--- begin Material provided ---

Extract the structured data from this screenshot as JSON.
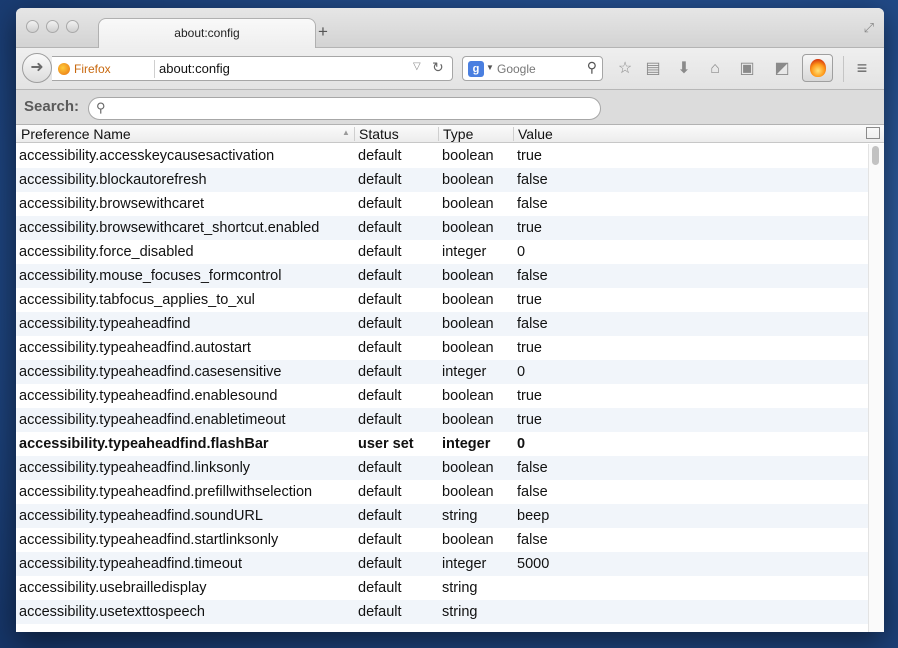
{
  "tab": {
    "title": "about:config"
  },
  "urlbar": {
    "identity": "Firefox",
    "url": "about:config"
  },
  "search_engine": {
    "placeholder": "Google"
  },
  "config_search": {
    "label": "Search:",
    "value": ""
  },
  "columns": {
    "name": "Preference Name",
    "status": "Status",
    "type": "Type",
    "value": "Value"
  },
  "rows": [
    {
      "name": "accessibility.accesskeycausesactivation",
      "status": "default",
      "type": "boolean",
      "value": "true"
    },
    {
      "name": "accessibility.blockautorefresh",
      "status": "default",
      "type": "boolean",
      "value": "false"
    },
    {
      "name": "accessibility.browsewithcaret",
      "status": "default",
      "type": "boolean",
      "value": "false"
    },
    {
      "name": "accessibility.browsewithcaret_shortcut.enabled",
      "status": "default",
      "type": "boolean",
      "value": "true"
    },
    {
      "name": "accessibility.force_disabled",
      "status": "default",
      "type": "integer",
      "value": "0"
    },
    {
      "name": "accessibility.mouse_focuses_formcontrol",
      "status": "default",
      "type": "boolean",
      "value": "false"
    },
    {
      "name": "accessibility.tabfocus_applies_to_xul",
      "status": "default",
      "type": "boolean",
      "value": "true"
    },
    {
      "name": "accessibility.typeaheadfind",
      "status": "default",
      "type": "boolean",
      "value": "false"
    },
    {
      "name": "accessibility.typeaheadfind.autostart",
      "status": "default",
      "type": "boolean",
      "value": "true"
    },
    {
      "name": "accessibility.typeaheadfind.casesensitive",
      "status": "default",
      "type": "integer",
      "value": "0"
    },
    {
      "name": "accessibility.typeaheadfind.enablesound",
      "status": "default",
      "type": "boolean",
      "value": "true"
    },
    {
      "name": "accessibility.typeaheadfind.enabletimeout",
      "status": "default",
      "type": "boolean",
      "value": "true"
    },
    {
      "name": "accessibility.typeaheadfind.flashBar",
      "status": "user set",
      "type": "integer",
      "value": "0",
      "modified": true
    },
    {
      "name": "accessibility.typeaheadfind.linksonly",
      "status": "default",
      "type": "boolean",
      "value": "false"
    },
    {
      "name": "accessibility.typeaheadfind.prefillwithselection",
      "status": "default",
      "type": "boolean",
      "value": "false"
    },
    {
      "name": "accessibility.typeaheadfind.soundURL",
      "status": "default",
      "type": "string",
      "value": "beep"
    },
    {
      "name": "accessibility.typeaheadfind.startlinksonly",
      "status": "default",
      "type": "boolean",
      "value": "false"
    },
    {
      "name": "accessibility.typeaheadfind.timeout",
      "status": "default",
      "type": "integer",
      "value": "5000"
    },
    {
      "name": "accessibility.usebrailledisplay",
      "status": "default",
      "type": "string",
      "value": ""
    },
    {
      "name": "accessibility.usetexttospeech",
      "status": "default",
      "type": "string",
      "value": ""
    }
  ],
  "icons": [
    "back-icon",
    "firefox-identity-icon",
    "dropmarker-icon",
    "reload-icon",
    "google-icon",
    "search-icon",
    "bookmark-star-icon",
    "bookmarks-menu-icon",
    "downloads-icon",
    "home-icon",
    "sync-icon",
    "screenshot-icon",
    "addon-flame-icon",
    "menu-icon",
    "fullscreen-icon",
    "column-picker-icon"
  ],
  "colors": {
    "accent": "#e8700f",
    "row_alt": "#f1f5fa"
  }
}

--- end Material provided ---

Quote every line of the records above exactly; no picture is to be copied.

### In response
Extract the structured data from this screenshot as JSON.
{
  "tab": {
    "title": "about:config"
  },
  "urlbar": {
    "identity": "Firefox",
    "url": "about:config"
  },
  "search_engine": {
    "placeholder": "Google"
  },
  "config_search": {
    "label": "Search:",
    "value": ""
  },
  "columns": {
    "name": "Preference Name",
    "status": "Status",
    "type": "Type",
    "value": "Value"
  },
  "rows": [
    {
      "name": "accessibility.accesskeycausesactivation",
      "status": "default",
      "type": "boolean",
      "value": "true"
    },
    {
      "name": "accessibility.blockautorefresh",
      "status": "default",
      "type": "boolean",
      "value": "false"
    },
    {
      "name": "accessibility.browsewithcaret",
      "status": "default",
      "type": "boolean",
      "value": "false"
    },
    {
      "name": "accessibility.browsewithcaret_shortcut.enabled",
      "status": "default",
      "type": "boolean",
      "value": "true"
    },
    {
      "name": "accessibility.force_disabled",
      "status": "default",
      "type": "integer",
      "value": "0"
    },
    {
      "name": "accessibility.mouse_focuses_formcontrol",
      "status": "default",
      "type": "boolean",
      "value": "false"
    },
    {
      "name": "accessibility.tabfocus_applies_to_xul",
      "status": "default",
      "type": "boolean",
      "value": "true"
    },
    {
      "name": "accessibility.typeaheadfind",
      "status": "default",
      "type": "boolean",
      "value": "false"
    },
    {
      "name": "accessibility.typeaheadfind.autostart",
      "status": "default",
      "type": "boolean",
      "value": "true"
    },
    {
      "name": "accessibility.typeaheadfind.casesensitive",
      "status": "default",
      "type": "integer",
      "value": "0"
    },
    {
      "name": "accessibility.typeaheadfind.enablesound",
      "status": "default",
      "type": "boolean",
      "value": "true"
    },
    {
      "name": "accessibility.typeaheadfind.enabletimeout",
      "status": "default",
      "type": "boolean",
      "value": "true"
    },
    {
      "name": "accessibility.typeaheadfind.flashBar",
      "status": "user set",
      "type": "integer",
      "value": "0",
      "modified": true
    },
    {
      "name": "accessibility.typeaheadfind.linksonly",
      "status": "default",
      "type": "boolean",
      "value": "false"
    },
    {
      "name": "accessibility.typeaheadfind.prefillwithselection",
      "status": "default",
      "type": "boolean",
      "value": "false"
    },
    {
      "name": "accessibility.typeaheadfind.soundURL",
      "status": "default",
      "type": "string",
      "value": "beep"
    },
    {
      "name": "accessibility.typeaheadfind.startlinksonly",
      "status": "default",
      "type": "boolean",
      "value": "false"
    },
    {
      "name": "accessibility.typeaheadfind.timeout",
      "status": "default",
      "type": "integer",
      "value": "5000"
    },
    {
      "name": "accessibility.usebrailledisplay",
      "status": "default",
      "type": "string",
      "value": ""
    },
    {
      "name": "accessibility.usetexttospeech",
      "status": "default",
      "type": "string",
      "value": ""
    }
  ],
  "icons": [
    "back-icon",
    "firefox-identity-icon",
    "dropmarker-icon",
    "reload-icon",
    "google-icon",
    "search-icon",
    "bookmark-star-icon",
    "bookmarks-menu-icon",
    "downloads-icon",
    "home-icon",
    "sync-icon",
    "screenshot-icon",
    "addon-flame-icon",
    "menu-icon",
    "fullscreen-icon",
    "column-picker-icon"
  ],
  "colors": {
    "accent": "#e8700f",
    "row_alt": "#f1f5fa"
  }
}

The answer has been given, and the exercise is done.